| What the exercise asks |
In the lines below, how many hold the word "image"? Answer only with the number.

■ ■ ■ ■

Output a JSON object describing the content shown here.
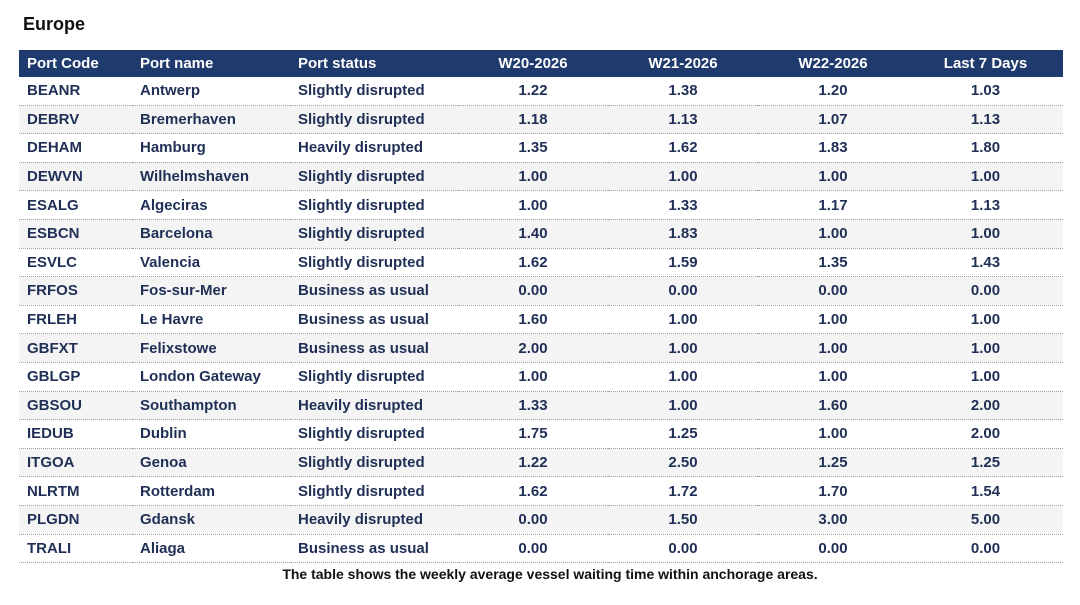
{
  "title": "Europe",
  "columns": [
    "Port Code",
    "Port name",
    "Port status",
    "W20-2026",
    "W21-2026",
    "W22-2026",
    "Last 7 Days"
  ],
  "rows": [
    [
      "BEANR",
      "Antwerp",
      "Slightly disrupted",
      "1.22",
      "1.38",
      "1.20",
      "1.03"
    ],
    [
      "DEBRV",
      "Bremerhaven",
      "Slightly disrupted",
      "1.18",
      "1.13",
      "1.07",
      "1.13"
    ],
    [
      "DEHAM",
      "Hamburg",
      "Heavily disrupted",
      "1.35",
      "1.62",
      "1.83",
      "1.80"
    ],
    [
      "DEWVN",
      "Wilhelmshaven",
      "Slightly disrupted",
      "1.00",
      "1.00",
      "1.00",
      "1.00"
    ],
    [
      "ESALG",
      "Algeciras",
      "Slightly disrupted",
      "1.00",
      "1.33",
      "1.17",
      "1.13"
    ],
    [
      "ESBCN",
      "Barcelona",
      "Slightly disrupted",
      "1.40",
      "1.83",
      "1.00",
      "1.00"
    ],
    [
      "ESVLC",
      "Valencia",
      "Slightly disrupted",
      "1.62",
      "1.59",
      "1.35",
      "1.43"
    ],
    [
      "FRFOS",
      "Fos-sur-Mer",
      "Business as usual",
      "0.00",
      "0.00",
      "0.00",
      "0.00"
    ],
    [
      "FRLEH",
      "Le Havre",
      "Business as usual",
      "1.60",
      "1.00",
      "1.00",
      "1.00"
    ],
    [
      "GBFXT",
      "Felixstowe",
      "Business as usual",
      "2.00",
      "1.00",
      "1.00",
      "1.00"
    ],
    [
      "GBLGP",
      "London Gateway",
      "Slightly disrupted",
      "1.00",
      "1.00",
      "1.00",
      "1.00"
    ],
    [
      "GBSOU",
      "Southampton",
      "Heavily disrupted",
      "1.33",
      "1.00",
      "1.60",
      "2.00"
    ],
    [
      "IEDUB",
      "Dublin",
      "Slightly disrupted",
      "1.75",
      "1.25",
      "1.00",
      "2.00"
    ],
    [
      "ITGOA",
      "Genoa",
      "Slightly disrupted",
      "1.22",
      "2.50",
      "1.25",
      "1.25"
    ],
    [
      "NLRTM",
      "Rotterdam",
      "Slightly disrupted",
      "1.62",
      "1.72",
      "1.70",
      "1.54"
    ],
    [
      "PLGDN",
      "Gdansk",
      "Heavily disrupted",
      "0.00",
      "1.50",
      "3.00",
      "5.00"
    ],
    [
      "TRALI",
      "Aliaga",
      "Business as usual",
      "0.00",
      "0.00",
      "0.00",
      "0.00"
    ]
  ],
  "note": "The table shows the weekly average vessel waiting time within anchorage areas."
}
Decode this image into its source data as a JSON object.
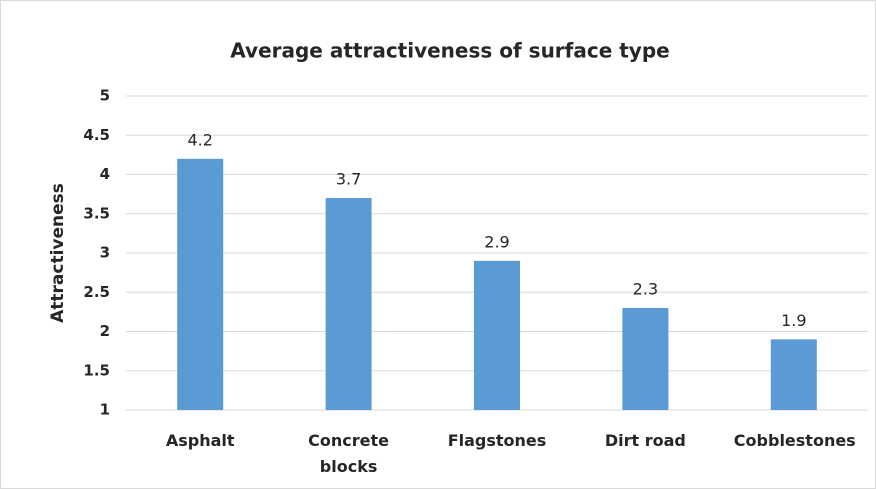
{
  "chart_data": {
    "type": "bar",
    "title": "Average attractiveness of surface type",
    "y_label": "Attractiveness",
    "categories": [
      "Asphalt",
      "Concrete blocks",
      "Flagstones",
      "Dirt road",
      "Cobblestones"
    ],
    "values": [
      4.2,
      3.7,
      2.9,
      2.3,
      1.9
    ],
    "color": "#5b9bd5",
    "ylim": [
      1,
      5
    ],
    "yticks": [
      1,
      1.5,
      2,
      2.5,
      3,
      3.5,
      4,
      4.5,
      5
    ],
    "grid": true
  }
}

■ ■ ■ ■

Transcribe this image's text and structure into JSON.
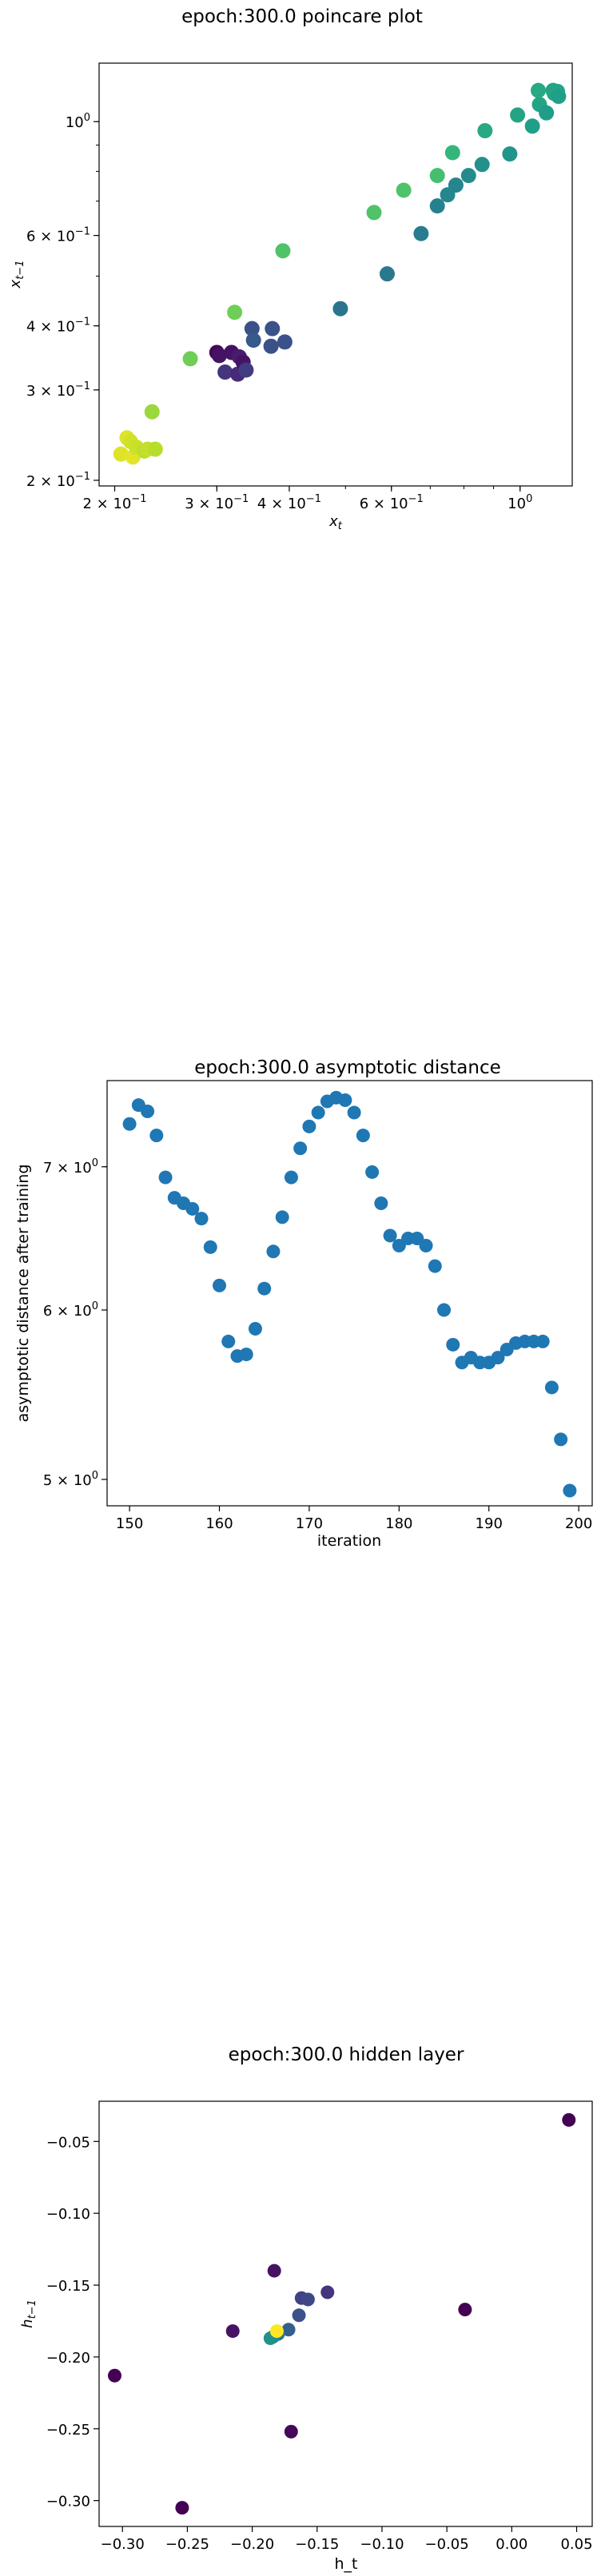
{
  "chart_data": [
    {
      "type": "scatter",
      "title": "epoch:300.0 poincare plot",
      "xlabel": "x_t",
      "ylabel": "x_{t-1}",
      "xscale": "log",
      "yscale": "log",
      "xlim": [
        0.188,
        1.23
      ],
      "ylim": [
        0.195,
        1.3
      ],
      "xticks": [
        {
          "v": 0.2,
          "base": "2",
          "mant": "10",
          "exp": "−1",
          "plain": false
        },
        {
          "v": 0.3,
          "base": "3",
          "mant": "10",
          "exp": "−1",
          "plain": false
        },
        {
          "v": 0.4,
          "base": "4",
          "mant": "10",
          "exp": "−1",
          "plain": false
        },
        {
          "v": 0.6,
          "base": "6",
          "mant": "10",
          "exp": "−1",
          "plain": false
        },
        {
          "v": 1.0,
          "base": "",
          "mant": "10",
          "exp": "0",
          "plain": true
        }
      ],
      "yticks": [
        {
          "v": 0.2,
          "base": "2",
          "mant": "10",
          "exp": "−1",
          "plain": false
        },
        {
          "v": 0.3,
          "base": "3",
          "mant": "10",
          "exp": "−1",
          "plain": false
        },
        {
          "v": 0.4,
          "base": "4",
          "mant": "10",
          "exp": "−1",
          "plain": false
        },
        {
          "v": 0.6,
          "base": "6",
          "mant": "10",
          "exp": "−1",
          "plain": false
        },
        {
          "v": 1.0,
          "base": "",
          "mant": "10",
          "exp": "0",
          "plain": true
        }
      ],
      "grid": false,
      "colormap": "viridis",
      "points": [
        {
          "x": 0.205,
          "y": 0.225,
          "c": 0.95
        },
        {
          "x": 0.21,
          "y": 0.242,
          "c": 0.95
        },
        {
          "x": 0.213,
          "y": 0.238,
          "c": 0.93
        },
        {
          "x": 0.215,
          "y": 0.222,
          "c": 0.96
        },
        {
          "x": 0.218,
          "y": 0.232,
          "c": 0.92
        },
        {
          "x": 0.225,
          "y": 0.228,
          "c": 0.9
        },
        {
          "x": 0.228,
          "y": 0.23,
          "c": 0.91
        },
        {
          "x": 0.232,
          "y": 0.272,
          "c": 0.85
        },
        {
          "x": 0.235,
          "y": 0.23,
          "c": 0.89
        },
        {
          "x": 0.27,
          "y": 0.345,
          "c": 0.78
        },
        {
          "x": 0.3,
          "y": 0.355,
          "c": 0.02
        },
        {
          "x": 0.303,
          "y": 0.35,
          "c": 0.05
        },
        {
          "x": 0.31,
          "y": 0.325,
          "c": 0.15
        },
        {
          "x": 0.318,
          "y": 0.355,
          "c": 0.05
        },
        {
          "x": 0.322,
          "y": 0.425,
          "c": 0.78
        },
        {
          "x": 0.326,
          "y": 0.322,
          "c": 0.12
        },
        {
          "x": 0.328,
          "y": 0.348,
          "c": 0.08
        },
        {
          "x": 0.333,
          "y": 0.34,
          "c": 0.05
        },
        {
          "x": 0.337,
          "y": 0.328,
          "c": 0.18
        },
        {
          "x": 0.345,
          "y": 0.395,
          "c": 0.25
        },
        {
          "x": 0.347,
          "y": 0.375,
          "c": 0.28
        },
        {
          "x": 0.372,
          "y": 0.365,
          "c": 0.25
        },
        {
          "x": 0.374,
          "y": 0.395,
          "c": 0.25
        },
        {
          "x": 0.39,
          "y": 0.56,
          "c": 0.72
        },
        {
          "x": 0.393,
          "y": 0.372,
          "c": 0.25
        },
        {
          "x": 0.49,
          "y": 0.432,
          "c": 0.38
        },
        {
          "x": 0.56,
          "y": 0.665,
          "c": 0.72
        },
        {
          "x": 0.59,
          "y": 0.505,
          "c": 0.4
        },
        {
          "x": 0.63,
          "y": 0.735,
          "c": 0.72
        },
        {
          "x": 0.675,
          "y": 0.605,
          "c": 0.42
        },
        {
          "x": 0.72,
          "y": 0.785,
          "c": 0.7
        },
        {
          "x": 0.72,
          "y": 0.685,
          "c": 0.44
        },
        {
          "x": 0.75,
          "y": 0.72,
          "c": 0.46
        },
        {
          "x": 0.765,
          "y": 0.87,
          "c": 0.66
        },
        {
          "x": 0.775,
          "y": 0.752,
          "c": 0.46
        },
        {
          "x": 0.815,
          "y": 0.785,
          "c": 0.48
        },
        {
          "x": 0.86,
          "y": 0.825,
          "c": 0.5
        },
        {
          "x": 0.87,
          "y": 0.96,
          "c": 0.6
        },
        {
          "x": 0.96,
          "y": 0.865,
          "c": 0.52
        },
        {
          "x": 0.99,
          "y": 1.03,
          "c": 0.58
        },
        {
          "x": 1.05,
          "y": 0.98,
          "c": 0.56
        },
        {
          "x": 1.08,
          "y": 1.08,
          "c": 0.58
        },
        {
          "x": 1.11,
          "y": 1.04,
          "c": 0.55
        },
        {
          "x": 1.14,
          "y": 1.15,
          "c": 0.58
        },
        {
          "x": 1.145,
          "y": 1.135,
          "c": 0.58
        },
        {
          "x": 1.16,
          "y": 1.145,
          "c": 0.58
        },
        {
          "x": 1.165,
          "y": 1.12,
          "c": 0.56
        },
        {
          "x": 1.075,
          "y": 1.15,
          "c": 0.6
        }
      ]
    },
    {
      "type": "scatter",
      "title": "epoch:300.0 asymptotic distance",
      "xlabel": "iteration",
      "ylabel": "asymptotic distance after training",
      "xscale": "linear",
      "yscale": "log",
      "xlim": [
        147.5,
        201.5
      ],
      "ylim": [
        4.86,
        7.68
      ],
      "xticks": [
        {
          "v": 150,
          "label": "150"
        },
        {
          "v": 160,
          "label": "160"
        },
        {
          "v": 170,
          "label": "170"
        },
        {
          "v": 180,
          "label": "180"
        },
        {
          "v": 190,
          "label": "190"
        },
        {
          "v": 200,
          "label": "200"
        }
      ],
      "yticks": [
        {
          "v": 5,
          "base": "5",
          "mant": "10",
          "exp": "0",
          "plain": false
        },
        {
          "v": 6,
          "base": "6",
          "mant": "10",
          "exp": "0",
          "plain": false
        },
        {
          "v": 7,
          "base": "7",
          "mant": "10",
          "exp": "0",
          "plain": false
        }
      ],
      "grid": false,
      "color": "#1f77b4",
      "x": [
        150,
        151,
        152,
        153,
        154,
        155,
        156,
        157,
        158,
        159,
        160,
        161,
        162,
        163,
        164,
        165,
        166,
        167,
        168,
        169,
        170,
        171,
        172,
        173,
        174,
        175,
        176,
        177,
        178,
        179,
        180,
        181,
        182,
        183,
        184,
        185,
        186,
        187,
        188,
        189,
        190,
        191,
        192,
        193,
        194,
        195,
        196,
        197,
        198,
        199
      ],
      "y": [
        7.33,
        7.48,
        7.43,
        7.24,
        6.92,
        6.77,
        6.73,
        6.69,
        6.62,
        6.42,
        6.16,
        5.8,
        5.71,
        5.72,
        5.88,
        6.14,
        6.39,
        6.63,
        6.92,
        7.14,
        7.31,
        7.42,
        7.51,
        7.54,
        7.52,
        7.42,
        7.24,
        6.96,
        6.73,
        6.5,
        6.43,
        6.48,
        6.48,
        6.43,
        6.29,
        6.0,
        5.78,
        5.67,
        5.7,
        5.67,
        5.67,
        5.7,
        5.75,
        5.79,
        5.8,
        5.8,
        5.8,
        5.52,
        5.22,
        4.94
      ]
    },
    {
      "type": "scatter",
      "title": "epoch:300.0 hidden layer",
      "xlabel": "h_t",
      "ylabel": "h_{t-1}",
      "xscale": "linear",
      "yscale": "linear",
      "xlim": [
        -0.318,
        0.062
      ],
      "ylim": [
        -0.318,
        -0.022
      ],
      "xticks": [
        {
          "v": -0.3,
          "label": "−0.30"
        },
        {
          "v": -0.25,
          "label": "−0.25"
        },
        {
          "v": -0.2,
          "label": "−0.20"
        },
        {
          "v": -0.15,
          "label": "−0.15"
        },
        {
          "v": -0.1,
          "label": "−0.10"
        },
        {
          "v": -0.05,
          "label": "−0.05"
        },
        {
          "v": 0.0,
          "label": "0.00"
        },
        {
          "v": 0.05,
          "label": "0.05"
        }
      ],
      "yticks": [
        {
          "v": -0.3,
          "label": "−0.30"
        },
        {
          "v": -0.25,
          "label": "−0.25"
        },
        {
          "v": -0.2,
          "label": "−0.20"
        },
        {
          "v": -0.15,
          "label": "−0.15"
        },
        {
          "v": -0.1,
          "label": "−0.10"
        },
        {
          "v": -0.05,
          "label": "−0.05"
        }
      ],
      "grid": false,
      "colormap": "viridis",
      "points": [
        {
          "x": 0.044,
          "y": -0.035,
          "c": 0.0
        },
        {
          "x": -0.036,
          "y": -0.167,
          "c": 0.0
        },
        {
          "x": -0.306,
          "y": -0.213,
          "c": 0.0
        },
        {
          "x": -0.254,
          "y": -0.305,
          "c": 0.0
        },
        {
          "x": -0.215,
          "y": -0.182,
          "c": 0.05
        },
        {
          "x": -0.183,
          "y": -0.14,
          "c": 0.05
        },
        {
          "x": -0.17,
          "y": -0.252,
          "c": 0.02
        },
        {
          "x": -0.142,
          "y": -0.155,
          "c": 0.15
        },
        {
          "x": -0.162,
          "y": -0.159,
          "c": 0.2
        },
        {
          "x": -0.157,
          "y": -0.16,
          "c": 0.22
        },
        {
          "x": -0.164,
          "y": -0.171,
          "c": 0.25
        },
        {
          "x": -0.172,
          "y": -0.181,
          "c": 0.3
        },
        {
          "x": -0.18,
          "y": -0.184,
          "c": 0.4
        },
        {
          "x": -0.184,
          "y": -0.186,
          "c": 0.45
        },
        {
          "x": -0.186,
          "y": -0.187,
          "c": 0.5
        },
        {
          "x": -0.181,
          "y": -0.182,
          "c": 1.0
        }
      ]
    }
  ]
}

■ ■ ■ ■

| Answer in full |
2